***** Material for the task *****

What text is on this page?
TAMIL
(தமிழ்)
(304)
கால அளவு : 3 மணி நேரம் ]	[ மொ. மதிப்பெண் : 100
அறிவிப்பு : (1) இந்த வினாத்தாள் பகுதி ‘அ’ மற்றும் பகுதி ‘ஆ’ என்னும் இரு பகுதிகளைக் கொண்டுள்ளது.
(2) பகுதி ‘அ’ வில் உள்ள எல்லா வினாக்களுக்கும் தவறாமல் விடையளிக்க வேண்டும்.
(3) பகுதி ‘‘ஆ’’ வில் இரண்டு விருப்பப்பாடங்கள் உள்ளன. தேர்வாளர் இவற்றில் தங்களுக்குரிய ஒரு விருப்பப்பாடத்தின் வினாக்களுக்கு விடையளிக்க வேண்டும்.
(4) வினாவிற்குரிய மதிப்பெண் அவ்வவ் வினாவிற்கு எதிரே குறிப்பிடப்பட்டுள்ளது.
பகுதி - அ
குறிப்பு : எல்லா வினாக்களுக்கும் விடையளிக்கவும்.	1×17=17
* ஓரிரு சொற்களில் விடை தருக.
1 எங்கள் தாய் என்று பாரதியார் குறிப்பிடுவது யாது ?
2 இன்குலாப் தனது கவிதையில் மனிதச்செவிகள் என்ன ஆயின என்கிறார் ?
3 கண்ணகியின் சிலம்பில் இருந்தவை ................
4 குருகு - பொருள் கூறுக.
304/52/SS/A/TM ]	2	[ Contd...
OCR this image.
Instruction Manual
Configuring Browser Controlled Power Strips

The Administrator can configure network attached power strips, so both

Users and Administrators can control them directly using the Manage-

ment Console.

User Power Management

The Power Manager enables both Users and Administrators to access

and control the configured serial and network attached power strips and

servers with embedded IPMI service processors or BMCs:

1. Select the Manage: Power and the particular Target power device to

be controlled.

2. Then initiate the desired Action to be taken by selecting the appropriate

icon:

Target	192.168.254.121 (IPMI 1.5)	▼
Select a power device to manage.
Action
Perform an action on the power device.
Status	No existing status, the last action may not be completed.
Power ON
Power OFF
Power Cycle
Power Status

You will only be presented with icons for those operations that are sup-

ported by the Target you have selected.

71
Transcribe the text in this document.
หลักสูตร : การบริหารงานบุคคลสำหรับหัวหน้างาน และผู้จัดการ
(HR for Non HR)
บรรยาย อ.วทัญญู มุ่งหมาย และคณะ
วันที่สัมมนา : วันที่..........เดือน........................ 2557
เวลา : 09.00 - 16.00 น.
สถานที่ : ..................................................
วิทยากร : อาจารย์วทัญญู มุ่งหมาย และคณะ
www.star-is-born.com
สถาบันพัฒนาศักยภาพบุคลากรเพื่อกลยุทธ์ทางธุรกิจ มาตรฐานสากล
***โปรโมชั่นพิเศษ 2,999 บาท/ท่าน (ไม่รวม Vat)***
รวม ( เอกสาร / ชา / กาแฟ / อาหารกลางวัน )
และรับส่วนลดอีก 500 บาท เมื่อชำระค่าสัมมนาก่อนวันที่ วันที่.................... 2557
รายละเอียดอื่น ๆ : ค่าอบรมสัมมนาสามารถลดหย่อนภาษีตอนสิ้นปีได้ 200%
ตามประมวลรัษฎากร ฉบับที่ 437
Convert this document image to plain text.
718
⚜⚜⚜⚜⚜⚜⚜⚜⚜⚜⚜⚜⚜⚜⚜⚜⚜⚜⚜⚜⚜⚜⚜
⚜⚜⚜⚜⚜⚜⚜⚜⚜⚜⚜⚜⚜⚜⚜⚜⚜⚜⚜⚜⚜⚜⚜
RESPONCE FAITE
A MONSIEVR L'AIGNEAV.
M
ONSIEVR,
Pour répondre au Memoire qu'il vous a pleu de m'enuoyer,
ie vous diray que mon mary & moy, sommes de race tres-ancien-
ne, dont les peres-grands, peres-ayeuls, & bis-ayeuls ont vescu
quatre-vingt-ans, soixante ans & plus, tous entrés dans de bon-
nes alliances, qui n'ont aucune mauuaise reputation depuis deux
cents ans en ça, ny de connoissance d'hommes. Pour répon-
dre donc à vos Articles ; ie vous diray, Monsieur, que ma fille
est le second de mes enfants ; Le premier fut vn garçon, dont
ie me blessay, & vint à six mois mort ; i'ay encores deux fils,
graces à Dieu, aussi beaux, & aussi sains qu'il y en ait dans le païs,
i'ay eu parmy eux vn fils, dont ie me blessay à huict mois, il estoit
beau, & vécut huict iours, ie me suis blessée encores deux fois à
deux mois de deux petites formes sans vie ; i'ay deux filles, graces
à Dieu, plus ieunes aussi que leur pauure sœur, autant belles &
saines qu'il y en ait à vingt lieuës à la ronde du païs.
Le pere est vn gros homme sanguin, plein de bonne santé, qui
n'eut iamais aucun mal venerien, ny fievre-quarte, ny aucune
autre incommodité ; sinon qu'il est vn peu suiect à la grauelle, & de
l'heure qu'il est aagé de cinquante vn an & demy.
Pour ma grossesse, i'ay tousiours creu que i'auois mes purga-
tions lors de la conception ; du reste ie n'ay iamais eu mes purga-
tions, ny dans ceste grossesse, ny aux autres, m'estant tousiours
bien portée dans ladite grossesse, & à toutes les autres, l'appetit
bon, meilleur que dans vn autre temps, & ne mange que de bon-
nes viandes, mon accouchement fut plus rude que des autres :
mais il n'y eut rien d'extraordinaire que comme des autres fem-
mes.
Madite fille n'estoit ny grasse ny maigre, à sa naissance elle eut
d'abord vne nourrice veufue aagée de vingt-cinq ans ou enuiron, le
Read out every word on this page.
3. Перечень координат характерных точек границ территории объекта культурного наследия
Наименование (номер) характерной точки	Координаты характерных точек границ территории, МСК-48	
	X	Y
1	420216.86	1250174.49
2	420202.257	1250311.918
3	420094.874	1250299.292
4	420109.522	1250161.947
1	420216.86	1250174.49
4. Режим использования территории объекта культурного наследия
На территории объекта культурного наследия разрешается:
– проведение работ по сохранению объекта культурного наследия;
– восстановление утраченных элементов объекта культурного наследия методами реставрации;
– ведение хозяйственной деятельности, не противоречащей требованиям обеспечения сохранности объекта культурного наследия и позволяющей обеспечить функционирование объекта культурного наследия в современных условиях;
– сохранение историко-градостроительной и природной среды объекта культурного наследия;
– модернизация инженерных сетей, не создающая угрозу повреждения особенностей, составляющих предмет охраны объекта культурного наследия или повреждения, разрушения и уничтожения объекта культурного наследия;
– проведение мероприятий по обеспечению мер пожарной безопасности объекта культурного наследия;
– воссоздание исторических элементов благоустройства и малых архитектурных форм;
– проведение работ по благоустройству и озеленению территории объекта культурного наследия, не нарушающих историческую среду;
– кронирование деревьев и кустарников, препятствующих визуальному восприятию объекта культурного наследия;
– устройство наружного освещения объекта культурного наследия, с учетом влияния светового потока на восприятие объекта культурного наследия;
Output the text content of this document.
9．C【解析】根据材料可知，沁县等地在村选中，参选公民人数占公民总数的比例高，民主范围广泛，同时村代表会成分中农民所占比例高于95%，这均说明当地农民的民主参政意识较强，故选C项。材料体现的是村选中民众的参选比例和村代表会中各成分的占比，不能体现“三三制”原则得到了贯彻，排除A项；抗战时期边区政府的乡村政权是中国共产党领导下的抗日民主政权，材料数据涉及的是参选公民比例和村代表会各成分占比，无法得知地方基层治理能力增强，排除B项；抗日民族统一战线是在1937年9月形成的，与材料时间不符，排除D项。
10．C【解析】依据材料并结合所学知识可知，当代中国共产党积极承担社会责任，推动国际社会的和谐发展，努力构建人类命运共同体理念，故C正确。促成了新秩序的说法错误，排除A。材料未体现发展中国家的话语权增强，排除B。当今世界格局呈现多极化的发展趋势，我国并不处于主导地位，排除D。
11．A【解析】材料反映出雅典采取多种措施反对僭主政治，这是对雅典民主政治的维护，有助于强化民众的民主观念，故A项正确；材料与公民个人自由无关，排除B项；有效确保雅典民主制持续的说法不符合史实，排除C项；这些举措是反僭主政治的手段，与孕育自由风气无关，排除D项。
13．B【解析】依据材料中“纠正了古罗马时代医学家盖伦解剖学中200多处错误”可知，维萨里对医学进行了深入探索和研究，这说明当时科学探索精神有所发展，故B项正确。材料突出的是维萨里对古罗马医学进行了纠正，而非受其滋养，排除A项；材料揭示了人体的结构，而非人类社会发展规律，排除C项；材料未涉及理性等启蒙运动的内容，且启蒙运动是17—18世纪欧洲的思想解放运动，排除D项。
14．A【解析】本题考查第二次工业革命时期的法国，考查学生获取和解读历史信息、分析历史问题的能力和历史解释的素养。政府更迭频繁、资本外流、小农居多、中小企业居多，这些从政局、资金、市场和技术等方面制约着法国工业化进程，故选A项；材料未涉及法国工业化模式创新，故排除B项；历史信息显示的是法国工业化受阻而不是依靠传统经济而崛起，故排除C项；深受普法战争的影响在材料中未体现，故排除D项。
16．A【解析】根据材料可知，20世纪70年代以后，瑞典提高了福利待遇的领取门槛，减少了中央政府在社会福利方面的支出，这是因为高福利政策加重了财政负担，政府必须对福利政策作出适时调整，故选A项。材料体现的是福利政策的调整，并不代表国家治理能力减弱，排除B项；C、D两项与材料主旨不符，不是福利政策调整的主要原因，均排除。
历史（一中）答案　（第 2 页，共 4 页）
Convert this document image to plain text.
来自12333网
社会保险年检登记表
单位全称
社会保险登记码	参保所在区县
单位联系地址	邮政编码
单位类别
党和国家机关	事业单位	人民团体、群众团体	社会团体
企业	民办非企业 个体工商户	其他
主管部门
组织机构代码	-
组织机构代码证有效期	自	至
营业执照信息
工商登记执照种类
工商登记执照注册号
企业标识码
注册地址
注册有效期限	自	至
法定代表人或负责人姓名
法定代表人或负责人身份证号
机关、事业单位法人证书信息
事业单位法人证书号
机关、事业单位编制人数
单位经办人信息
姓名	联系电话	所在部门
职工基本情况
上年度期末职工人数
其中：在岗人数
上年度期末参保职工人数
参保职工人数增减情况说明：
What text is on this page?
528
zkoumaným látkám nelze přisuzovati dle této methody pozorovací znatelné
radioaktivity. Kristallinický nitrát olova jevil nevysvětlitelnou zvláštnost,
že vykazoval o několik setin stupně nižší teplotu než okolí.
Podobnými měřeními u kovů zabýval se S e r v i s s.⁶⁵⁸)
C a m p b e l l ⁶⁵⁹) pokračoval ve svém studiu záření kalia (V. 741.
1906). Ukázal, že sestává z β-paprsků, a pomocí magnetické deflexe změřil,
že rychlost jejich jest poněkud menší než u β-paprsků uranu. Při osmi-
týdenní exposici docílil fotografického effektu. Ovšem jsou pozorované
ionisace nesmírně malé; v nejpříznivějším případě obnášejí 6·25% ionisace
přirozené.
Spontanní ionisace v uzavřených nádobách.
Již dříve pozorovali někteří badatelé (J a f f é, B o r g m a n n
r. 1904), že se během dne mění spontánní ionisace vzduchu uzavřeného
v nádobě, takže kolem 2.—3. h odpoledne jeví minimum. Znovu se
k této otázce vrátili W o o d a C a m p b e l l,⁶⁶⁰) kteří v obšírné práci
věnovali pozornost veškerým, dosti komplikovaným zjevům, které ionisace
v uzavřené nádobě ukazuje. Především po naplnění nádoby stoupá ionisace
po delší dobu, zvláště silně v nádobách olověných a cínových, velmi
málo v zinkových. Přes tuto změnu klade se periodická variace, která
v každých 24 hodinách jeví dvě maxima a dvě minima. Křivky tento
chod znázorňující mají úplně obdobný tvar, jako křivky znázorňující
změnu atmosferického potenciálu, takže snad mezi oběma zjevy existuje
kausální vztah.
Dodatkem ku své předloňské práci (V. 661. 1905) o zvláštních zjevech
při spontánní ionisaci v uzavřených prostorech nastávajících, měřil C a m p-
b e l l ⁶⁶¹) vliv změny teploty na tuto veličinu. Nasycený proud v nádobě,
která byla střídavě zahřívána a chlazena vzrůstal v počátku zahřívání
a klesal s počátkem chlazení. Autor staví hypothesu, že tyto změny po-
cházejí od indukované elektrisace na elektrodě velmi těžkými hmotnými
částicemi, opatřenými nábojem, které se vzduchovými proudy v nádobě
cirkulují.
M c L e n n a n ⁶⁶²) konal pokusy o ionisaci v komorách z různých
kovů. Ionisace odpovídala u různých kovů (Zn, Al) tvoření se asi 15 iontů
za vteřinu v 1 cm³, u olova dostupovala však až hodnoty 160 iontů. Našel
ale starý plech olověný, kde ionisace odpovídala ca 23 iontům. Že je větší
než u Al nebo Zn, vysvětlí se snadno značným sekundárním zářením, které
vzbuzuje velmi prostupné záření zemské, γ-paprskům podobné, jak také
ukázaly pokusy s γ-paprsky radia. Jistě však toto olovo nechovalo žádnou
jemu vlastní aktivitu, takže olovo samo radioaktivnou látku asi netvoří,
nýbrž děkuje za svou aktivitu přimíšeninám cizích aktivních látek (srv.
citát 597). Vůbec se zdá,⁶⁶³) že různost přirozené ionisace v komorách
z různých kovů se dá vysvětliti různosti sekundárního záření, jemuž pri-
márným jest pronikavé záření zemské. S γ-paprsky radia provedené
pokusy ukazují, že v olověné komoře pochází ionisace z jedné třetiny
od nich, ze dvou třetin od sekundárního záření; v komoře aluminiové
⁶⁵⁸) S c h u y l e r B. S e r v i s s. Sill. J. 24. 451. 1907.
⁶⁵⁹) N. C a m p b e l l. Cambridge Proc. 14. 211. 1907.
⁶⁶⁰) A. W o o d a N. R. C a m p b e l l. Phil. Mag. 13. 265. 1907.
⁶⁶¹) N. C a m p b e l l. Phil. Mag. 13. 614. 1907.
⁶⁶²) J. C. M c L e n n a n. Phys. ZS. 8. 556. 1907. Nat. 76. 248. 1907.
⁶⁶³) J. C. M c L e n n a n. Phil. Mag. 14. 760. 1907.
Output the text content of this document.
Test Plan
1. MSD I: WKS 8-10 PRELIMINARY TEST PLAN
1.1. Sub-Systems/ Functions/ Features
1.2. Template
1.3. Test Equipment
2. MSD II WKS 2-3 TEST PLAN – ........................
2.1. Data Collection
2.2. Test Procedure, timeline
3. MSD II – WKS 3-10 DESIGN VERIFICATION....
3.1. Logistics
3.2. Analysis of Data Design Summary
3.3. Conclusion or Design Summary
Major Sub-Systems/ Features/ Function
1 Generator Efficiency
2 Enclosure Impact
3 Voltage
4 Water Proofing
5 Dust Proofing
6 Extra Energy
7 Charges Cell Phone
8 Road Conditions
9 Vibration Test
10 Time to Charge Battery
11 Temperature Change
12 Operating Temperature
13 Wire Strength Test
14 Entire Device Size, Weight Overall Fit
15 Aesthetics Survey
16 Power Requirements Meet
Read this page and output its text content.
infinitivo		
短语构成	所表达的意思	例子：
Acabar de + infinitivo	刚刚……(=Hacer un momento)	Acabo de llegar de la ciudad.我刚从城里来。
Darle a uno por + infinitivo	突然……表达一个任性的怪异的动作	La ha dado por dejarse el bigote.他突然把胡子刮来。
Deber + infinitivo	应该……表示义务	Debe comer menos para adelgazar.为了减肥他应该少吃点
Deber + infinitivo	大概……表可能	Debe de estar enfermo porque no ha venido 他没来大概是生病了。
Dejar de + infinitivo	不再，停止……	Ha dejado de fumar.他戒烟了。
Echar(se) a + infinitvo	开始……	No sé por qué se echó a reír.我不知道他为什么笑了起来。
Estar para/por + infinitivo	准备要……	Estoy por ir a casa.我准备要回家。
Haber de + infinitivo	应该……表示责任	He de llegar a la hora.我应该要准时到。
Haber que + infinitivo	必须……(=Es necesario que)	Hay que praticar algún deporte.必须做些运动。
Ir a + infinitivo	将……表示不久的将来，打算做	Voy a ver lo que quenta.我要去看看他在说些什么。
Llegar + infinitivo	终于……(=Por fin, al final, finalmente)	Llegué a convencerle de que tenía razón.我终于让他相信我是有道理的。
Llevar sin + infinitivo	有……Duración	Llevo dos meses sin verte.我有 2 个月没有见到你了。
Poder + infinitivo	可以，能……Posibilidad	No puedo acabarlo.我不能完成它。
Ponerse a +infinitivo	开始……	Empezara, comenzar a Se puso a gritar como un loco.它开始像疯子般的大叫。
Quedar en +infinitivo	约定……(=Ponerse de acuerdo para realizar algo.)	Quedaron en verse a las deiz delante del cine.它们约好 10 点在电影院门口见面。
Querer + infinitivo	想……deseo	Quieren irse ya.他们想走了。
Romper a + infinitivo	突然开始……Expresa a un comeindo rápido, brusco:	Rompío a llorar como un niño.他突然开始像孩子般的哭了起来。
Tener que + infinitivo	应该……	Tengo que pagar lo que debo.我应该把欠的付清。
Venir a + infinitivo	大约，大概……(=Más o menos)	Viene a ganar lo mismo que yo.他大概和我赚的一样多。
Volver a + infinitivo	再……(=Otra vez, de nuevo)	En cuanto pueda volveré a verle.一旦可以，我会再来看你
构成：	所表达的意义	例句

*****

▶ _What you should do_: Which lines above contain the word "olovo"? Copy each of them.

▶ _The completed task_:
ukázaly pokusy s γ-paprsky radia. Jistě však toto olovo nechovalo žádnou
jemu vlastní aktivitu, takže olovo samo radioaktivnou látku asi netvoří,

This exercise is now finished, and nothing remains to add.